Review the listing and copy each line that holds the word "moderato".

──────── Supplied material ────────

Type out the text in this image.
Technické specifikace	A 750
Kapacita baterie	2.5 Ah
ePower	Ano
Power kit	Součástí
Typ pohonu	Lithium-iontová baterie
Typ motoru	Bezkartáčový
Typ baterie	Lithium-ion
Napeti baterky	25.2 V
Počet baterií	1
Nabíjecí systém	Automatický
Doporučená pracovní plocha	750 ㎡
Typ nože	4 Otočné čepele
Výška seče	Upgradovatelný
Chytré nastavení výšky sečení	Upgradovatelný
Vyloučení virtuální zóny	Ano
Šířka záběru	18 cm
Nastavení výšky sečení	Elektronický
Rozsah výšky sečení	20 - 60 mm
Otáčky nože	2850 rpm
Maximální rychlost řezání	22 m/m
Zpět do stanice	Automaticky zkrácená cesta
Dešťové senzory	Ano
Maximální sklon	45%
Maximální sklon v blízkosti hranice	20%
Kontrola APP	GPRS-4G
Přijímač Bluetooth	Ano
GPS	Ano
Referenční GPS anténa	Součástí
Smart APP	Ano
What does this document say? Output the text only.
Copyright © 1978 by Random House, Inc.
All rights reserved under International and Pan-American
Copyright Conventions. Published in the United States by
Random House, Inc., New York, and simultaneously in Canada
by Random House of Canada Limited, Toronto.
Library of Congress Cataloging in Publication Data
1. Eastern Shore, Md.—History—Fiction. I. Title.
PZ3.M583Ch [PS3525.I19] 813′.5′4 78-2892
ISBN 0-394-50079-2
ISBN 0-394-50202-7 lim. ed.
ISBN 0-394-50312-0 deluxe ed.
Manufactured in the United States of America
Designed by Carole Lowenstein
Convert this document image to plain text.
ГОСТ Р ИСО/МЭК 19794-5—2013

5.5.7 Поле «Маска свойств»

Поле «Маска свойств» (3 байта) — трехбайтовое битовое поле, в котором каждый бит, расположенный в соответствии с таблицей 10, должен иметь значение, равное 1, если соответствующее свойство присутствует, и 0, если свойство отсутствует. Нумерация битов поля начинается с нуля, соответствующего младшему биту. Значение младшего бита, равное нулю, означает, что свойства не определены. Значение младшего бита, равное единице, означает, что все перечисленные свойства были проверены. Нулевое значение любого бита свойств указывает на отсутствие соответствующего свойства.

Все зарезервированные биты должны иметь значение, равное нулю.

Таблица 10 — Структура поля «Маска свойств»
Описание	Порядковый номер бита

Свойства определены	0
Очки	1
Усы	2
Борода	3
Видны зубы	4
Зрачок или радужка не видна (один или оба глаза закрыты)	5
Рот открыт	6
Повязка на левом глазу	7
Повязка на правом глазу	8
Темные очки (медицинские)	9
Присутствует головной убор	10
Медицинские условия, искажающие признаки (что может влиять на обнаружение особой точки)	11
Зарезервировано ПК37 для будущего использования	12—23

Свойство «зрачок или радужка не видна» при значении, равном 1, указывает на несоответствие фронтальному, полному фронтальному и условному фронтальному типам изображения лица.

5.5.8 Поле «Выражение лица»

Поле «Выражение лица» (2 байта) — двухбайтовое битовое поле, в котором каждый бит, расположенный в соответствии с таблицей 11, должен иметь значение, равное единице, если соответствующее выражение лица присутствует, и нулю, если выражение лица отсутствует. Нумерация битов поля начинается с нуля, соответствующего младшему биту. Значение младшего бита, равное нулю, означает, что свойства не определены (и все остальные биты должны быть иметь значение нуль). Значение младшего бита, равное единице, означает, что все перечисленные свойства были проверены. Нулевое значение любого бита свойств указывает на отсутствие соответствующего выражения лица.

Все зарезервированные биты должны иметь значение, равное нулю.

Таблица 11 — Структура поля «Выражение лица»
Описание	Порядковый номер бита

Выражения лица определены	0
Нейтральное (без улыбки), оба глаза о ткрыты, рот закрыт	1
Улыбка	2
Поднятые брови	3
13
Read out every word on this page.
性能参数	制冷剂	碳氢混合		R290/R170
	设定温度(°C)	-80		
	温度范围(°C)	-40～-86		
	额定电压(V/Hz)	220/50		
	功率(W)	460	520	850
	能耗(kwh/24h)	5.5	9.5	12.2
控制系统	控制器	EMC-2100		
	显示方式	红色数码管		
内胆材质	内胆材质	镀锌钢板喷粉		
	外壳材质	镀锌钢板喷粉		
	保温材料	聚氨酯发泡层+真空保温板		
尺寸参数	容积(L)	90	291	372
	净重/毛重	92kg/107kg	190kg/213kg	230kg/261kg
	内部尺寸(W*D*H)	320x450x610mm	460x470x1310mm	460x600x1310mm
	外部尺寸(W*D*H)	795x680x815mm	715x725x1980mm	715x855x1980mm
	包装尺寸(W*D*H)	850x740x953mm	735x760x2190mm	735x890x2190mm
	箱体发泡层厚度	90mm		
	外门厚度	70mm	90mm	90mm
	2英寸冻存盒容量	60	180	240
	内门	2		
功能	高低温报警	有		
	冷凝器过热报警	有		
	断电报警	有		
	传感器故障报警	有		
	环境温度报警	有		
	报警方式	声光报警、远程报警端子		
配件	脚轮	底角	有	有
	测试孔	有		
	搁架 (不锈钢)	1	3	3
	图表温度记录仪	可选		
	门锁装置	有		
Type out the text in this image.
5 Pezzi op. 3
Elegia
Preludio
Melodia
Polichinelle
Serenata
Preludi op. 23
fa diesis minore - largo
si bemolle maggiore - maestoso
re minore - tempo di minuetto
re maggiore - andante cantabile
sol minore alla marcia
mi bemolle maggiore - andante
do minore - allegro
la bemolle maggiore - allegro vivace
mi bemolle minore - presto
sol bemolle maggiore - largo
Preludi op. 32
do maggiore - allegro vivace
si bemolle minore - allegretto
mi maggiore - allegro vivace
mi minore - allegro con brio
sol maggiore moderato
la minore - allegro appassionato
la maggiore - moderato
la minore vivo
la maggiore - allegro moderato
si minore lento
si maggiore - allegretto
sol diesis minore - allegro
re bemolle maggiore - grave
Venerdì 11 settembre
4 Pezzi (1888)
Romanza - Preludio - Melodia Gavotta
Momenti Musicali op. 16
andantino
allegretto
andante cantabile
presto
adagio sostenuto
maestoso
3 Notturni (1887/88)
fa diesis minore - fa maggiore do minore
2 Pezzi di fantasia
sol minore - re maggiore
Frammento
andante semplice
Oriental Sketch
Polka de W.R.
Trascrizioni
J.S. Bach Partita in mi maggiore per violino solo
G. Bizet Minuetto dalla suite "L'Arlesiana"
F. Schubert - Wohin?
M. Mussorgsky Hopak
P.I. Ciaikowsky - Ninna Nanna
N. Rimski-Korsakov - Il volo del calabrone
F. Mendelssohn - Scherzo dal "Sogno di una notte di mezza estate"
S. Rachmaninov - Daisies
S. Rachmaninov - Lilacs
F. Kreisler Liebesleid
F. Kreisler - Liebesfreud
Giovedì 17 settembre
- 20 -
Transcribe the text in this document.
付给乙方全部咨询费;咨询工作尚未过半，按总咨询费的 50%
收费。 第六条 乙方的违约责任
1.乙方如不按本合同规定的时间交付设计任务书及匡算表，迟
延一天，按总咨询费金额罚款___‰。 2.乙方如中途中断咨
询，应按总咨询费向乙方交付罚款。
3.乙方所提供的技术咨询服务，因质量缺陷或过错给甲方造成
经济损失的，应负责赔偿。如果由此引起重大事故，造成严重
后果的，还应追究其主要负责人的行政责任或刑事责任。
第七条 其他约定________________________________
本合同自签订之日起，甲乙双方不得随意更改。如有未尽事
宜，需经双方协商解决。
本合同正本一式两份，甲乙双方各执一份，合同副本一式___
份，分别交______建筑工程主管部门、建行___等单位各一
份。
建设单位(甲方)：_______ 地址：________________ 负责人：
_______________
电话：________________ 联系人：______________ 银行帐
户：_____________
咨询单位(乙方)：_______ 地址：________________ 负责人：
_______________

────────

== Solution for this problem ==
sol maggiore moderato
la maggiore - moderato
la maggiore - allegro moderato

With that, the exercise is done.